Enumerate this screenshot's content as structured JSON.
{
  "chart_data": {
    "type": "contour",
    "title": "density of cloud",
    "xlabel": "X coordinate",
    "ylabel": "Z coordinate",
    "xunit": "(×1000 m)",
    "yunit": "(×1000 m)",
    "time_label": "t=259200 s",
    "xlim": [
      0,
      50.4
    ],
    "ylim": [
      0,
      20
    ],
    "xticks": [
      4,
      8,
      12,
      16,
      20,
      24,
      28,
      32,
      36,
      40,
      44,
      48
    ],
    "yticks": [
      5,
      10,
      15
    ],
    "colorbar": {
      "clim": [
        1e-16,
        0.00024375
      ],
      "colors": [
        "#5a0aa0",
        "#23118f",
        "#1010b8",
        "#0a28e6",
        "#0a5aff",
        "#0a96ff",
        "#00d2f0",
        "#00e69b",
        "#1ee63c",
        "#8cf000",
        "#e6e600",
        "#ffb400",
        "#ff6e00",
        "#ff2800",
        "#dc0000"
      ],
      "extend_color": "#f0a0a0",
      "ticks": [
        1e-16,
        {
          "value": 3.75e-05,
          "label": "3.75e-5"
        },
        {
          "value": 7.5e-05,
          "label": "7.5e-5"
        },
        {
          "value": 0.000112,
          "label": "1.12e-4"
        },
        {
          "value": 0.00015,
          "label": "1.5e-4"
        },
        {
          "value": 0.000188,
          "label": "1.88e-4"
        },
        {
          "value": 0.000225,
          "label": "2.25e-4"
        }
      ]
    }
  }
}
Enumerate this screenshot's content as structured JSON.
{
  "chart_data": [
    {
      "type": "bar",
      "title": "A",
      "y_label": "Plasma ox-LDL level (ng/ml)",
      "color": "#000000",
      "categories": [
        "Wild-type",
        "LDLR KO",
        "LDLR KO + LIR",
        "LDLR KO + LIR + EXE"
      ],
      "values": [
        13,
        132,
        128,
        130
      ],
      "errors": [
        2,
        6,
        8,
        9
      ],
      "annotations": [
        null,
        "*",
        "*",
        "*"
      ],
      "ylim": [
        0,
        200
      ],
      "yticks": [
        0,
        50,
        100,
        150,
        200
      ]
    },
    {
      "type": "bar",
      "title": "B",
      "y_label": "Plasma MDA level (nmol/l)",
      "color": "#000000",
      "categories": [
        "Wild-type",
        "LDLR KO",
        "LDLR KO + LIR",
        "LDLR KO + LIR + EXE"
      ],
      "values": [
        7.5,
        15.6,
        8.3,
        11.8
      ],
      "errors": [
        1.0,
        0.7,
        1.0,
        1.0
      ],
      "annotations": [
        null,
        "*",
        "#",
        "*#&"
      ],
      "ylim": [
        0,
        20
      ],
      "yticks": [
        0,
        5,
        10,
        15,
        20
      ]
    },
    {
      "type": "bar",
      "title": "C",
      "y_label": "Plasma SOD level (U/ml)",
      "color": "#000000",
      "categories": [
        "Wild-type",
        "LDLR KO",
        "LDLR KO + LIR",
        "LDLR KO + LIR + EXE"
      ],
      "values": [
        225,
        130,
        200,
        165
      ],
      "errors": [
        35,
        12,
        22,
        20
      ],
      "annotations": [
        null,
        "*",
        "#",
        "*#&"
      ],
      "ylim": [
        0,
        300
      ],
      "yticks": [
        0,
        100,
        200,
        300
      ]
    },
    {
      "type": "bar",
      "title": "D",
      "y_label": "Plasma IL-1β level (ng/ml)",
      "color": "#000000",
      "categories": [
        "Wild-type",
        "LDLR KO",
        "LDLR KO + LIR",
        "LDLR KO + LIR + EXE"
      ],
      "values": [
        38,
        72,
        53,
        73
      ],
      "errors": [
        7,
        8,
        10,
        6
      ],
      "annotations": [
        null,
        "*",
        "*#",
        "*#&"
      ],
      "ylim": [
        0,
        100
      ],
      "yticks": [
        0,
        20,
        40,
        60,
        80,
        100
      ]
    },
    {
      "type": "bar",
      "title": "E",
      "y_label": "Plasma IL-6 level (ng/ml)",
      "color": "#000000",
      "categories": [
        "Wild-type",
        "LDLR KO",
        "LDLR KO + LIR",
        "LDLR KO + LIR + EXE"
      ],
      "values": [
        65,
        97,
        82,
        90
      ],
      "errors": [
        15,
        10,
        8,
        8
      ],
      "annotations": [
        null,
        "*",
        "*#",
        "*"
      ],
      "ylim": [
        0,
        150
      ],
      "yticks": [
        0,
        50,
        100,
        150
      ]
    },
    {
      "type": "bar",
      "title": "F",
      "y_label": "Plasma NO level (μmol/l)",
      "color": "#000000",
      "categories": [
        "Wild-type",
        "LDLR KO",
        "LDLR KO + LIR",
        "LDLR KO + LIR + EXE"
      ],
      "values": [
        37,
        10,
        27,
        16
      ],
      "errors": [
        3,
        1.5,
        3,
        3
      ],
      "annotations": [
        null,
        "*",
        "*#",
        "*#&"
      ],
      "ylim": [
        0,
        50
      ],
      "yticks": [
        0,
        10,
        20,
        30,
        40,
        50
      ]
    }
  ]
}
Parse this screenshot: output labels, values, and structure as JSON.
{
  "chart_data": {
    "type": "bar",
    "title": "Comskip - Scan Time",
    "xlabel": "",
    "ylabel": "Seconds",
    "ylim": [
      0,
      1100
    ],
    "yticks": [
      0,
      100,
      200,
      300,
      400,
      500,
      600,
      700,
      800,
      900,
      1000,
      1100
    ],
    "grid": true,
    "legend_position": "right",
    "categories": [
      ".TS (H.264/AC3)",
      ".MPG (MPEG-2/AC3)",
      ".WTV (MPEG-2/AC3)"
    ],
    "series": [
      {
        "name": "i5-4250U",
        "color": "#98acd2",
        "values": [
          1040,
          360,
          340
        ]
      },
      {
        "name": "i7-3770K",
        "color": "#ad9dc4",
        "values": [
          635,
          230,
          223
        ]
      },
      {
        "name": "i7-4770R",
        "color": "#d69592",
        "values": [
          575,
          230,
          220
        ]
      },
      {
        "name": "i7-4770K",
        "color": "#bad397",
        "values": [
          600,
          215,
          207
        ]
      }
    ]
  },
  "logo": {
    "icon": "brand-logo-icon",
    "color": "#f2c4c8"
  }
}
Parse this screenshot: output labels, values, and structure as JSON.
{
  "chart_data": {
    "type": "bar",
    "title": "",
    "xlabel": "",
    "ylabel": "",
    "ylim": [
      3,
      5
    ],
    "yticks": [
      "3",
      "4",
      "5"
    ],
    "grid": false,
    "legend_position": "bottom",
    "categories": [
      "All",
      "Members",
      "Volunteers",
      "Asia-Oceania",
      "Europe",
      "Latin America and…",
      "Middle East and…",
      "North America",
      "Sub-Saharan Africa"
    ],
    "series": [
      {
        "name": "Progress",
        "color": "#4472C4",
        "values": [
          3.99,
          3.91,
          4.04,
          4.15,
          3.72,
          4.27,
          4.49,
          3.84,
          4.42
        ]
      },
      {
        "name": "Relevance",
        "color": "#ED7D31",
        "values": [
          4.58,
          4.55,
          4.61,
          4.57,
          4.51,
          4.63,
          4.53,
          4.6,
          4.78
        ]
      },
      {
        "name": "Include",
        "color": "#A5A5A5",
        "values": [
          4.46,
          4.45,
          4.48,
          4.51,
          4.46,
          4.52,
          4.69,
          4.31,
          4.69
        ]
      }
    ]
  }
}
::::::::::
Copy out every line of the listing that includes the string "ylabel".

    "ylabel": "Z coordinate",
    "ylabel": "Seconds",
    "ylabel": "",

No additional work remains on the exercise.